Required task
Count every line that has the word "Anywhere" in it; give no more than the number.

Data provided
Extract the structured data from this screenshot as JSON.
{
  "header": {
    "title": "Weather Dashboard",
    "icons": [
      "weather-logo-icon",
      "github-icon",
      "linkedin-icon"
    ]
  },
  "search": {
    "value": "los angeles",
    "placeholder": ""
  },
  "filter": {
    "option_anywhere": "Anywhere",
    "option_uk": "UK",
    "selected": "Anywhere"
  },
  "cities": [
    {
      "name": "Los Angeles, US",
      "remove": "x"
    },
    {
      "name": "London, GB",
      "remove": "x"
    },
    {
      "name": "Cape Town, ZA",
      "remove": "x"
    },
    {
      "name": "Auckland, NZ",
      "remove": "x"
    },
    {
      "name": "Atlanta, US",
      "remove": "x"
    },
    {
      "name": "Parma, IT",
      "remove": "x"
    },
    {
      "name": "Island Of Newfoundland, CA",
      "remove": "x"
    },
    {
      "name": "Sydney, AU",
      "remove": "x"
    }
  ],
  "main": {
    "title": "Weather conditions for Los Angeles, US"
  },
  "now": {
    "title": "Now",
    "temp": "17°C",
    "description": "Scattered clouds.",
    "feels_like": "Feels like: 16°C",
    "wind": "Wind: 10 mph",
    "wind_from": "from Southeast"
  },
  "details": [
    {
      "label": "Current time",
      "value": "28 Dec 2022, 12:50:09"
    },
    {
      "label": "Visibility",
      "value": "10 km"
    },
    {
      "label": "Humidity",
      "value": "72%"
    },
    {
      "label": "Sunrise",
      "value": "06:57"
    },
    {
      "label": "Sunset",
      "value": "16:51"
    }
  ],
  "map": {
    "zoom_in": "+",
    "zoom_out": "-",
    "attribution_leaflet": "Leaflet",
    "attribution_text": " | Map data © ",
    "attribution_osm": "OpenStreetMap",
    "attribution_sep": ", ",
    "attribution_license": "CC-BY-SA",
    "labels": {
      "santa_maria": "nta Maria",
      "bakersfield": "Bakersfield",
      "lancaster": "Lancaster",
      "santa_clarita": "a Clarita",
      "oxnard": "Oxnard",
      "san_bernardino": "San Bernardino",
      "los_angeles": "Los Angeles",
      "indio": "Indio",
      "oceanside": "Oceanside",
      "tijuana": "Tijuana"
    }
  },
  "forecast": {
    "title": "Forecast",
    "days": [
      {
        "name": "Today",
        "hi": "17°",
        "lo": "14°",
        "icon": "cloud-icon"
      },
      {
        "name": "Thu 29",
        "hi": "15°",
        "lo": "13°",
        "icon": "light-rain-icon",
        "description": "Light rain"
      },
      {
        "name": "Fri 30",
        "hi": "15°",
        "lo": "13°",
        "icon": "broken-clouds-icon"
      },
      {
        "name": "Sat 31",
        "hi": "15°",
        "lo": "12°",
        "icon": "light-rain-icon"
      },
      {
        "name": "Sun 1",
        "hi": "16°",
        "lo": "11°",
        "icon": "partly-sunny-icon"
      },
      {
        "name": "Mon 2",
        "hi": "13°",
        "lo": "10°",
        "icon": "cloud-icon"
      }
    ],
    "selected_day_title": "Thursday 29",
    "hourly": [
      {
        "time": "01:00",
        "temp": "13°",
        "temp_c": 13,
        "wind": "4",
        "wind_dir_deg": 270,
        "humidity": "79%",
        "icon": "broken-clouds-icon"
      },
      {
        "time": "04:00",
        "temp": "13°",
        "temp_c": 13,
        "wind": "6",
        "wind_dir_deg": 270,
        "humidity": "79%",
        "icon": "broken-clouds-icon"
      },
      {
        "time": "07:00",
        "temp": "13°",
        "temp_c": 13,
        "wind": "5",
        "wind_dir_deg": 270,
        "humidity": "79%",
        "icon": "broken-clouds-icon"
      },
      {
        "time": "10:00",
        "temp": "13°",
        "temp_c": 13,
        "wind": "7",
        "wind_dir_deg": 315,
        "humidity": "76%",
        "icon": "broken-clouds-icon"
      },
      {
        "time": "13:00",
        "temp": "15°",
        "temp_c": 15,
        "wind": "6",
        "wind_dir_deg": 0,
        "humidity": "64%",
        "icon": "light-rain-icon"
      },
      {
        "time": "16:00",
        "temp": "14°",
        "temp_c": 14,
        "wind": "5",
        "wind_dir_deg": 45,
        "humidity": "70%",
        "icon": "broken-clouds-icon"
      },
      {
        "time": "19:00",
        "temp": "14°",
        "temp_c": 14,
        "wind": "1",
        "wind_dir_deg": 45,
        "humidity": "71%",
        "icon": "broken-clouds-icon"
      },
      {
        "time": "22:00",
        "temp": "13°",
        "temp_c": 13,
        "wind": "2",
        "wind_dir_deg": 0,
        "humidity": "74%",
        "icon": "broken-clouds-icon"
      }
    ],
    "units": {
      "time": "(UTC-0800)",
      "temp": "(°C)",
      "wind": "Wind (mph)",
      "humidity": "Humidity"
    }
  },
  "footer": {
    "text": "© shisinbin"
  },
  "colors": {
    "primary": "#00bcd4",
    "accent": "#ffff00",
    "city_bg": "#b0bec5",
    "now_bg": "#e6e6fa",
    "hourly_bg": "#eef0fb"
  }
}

Task result
2